What the task asks ▸ Whenever a line contains the string "digest", copy it out of the entries.

Data entries for graphics
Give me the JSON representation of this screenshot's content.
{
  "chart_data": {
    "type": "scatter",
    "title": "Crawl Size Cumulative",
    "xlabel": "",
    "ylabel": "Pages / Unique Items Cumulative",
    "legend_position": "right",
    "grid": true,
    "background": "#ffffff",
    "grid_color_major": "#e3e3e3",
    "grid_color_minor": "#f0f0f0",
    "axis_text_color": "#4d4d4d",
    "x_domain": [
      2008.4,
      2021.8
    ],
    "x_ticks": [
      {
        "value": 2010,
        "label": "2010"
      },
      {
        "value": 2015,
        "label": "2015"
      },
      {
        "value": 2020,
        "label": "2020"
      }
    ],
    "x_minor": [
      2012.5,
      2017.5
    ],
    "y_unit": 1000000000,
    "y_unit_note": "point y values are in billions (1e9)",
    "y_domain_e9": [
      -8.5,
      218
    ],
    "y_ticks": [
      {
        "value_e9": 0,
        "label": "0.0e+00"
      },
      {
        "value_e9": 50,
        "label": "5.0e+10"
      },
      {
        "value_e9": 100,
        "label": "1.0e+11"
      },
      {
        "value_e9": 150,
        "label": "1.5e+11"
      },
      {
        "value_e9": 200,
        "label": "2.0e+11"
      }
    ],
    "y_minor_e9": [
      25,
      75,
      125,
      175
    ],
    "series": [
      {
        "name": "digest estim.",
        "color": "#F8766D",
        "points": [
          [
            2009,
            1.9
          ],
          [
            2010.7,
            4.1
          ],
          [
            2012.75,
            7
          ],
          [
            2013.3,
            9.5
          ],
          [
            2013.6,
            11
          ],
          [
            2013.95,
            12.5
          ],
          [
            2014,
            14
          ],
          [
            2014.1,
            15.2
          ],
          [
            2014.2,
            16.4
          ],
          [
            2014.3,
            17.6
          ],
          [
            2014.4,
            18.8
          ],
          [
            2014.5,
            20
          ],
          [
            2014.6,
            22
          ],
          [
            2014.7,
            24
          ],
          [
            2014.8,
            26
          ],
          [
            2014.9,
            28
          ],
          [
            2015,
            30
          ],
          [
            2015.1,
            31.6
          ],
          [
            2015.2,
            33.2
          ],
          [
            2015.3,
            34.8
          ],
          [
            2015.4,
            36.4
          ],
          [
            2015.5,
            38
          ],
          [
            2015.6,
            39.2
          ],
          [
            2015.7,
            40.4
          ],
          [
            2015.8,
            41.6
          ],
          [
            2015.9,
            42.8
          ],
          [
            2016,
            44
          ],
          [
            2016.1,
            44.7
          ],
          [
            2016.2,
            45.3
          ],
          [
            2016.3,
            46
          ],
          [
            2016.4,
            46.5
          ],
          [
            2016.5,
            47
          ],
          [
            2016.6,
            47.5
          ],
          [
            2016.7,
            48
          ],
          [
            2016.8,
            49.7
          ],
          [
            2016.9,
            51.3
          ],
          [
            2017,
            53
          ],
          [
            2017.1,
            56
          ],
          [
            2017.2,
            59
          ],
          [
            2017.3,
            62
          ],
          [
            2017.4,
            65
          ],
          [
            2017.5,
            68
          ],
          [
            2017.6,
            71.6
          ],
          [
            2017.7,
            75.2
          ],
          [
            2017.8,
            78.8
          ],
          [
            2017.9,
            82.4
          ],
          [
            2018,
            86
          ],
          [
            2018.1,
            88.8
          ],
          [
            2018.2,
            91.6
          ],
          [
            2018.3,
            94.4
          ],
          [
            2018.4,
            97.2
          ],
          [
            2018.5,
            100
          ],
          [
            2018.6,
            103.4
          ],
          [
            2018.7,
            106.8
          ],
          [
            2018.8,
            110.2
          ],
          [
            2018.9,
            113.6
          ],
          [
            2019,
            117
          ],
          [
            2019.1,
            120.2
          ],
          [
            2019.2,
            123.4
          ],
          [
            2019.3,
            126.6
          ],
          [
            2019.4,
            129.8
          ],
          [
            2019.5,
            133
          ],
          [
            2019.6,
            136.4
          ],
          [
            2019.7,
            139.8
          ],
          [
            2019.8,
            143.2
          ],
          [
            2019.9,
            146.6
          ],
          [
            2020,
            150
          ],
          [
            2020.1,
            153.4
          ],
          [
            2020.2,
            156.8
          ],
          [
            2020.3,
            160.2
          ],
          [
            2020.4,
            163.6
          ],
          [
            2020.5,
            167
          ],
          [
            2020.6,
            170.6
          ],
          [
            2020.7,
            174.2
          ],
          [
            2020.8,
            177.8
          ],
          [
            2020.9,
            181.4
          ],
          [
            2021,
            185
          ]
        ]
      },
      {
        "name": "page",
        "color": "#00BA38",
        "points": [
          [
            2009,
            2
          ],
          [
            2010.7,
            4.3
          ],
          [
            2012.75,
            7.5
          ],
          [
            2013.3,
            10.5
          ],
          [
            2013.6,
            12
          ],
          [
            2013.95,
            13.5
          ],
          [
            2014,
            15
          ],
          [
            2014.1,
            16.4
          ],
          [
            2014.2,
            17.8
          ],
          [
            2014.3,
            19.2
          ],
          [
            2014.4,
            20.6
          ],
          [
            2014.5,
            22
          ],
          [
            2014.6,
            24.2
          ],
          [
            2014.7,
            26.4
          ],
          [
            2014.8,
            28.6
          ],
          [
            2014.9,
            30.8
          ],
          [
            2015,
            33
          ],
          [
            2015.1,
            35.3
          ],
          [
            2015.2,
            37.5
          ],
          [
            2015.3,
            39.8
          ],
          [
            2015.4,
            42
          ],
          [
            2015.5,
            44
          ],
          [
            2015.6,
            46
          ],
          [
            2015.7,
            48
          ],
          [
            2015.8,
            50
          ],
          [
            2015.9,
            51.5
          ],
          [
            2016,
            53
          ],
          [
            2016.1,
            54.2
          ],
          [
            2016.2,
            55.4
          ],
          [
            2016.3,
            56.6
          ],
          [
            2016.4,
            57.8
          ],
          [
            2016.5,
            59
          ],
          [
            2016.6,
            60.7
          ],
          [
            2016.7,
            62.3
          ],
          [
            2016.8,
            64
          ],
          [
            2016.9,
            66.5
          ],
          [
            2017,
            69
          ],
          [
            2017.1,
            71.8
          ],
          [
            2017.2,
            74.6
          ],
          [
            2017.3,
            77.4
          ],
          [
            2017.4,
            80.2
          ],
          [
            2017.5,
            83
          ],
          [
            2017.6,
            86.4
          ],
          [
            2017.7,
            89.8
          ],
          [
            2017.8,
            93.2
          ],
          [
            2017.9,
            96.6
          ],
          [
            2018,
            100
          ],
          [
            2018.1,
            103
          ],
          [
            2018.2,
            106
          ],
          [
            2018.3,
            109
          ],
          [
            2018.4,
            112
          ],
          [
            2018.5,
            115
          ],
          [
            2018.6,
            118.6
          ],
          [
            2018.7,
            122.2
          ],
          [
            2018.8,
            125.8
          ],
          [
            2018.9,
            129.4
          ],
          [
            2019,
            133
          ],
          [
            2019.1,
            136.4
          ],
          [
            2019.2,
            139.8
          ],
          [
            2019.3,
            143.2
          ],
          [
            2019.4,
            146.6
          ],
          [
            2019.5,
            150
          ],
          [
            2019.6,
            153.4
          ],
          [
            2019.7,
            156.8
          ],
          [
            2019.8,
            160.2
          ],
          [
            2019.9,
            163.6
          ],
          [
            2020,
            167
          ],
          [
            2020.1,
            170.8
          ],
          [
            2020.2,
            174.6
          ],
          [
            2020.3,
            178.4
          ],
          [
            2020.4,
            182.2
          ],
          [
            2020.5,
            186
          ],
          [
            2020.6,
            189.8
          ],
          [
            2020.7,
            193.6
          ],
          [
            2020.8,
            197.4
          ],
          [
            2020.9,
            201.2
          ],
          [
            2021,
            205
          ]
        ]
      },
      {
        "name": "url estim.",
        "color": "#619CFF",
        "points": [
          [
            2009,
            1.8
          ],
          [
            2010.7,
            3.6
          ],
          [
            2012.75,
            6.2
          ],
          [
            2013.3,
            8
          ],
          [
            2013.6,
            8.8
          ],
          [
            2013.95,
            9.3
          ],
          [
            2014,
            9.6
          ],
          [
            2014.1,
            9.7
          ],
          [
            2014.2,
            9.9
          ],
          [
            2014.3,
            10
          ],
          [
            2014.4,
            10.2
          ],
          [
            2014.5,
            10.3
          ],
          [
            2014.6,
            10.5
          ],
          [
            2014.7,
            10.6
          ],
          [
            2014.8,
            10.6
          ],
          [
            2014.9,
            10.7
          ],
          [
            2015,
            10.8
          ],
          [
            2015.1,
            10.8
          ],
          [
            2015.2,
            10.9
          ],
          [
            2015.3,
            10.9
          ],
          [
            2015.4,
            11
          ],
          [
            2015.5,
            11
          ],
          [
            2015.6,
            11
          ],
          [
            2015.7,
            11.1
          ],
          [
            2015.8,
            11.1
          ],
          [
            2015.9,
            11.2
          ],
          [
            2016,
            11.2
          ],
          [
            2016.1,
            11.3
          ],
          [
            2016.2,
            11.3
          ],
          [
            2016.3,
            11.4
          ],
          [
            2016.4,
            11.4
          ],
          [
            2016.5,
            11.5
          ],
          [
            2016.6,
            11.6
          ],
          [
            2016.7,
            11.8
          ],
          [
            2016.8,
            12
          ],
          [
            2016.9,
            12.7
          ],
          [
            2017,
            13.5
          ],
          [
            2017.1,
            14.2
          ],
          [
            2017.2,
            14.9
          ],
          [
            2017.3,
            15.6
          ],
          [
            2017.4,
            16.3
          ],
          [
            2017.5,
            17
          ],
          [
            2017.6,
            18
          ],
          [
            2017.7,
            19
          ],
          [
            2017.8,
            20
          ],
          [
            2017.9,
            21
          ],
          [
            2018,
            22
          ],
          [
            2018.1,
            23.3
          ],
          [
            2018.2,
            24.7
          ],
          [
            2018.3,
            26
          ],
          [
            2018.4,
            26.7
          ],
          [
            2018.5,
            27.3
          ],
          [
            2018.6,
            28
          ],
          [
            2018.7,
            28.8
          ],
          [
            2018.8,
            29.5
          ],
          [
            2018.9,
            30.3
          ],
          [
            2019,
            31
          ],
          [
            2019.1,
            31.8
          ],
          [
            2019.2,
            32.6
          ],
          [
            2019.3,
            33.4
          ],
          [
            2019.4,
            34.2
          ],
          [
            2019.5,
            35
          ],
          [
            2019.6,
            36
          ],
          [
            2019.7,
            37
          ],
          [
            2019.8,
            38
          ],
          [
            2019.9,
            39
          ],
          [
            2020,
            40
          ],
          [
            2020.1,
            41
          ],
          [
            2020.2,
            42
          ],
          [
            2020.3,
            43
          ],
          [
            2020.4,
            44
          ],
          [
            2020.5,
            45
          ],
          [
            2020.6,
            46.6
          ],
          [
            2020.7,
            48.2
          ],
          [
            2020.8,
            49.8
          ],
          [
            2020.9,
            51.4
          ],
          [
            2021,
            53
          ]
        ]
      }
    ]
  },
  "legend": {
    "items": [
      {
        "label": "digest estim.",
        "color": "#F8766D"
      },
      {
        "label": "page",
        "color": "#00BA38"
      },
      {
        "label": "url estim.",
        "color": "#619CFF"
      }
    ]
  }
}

Answer for this exercise ▸
        "name": "digest estim.",
        "label": "digest estim.",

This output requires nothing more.